SHORT PROBLEM:
Copy every entry exactly as given, minus the images.

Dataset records
--- BEGIN ---

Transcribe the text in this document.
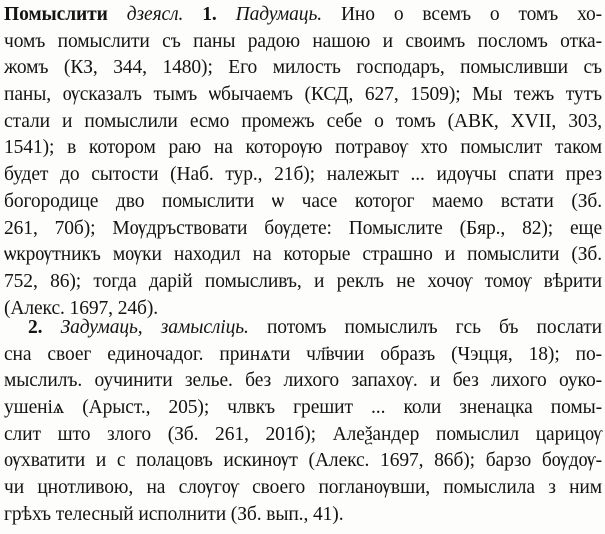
Помыслити дзеясл. 1. Падумаць. Ино о всемъ о томъ хо-
чомъ помыслити съ паны радою нашою и своимъ посломъ отка-
жомъ (КЗ, 344, 1480); Его милость господаръ, помысливши съ
паны, ѹсказалъ тымъ ѡбычаемъ (КСД, 627, 1509); Мы тежъ тутъ
стали и помыслили есмо промежъ себе о томъ (АВК, XVII, 303,
1541); в котором раю на которѹю потравѹ хто помыслит таком
будет до сытости (Наб. тур., 21б); належыт ... идѹчы спати през
богородице дво помыслити ѡ часе котоɼог маемо встати (Зб.
261, 70б); Мѹдръствовати бѹдете: Помыслите (Бяр., 82); еще
ѡкрѹтникъ мѹки находил на которые страшно и помыслити (Зб.
752, 86); тогда дарій помысливъ, и реклъ не хочѹ томѹ вѣрити
(Алекс. 1697, 24б).
2. Задумаць, замысліць. потомъ помыслилъ гсь бъ послати
сна своег единочадог. принѧти чл҃вчии образъ (Чэцця, 18); по-
мыслилъ. оучинити зелье. без лихого запахѹ. и без лихого оуко-
ушеніѧ (Арыст., 205); члвкъ грешит ... коли зненацка помы-
слит што злого (Зб. 261, 201б); Алеѯандер помыслил царицѹ
ѹхватити и с полацовъ искинѹт (Алекс. 1697, 86б); барзо бѹдѹ-
чи цнотливою, на слѹгѹ своего погланѹвши, помыслила з ним
грѣхъ телесный исполнити (Зб. вып., 41).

--- END ---

TASK RESPONSE:
Transcribe the text in this document.
Помыслити дзеясл. 1. Падумаць. Ино о всемъ о томъ хо-
чомъ помыслити съ паны радою нашою и своимъ посломъ отка-
жомъ (КЗ, 344, 1480); Его милость господаръ, помысливши съ
паны, ѹсказалъ тымъ ѡбычаемъ (КСД, 627, 1509); Мы тежъ тутъ
стали и помыслили есмо промежъ себе о томъ (АВК, XVII, 303,
1541); в котором раю на которѹю потравѹ хто помыслит таком
будет до сытости (Наб. тур., 21б); належыт ... идѹчы спати през
богородице дво помыслити ѡ часе котоɼог маемо встати (Зб.
261, 70б); Мѹдръствовати бѹдете: Помыслите (Бяр., 82); еще
ѡкрѹтникъ мѹки находил на которые страшно и помыслити (Зб.
752, 86); тогда дарій помысливъ, и реклъ не хочѹ томѹ вѣрити
(Алекс. 1697, 24б).
2. Задумаць, замысліць. потомъ помыслилъ гсь бъ послати
сна своег единочадог. принѧти чл҃вчии образъ (Чэцця, 18); по-
мыслилъ. оучинити зелье. без лихого запахѹ. и без лихого оуко-
ушеніѧ (Арыст., 205); члвкъ грешит ... коли зненацка помы-
слит што злого (Зб. 261, 201б); Алеѯандер помыслил царицѹ
ѹхватити и с полацовъ искинѹт (Алекс. 1697, 86б); барзо бѹдѹ-
чи цнотливою, на слѹгѹ своего погланѹвши, помыслила з ним
грѣхъ телесный исполнити (Зб. вып., 41).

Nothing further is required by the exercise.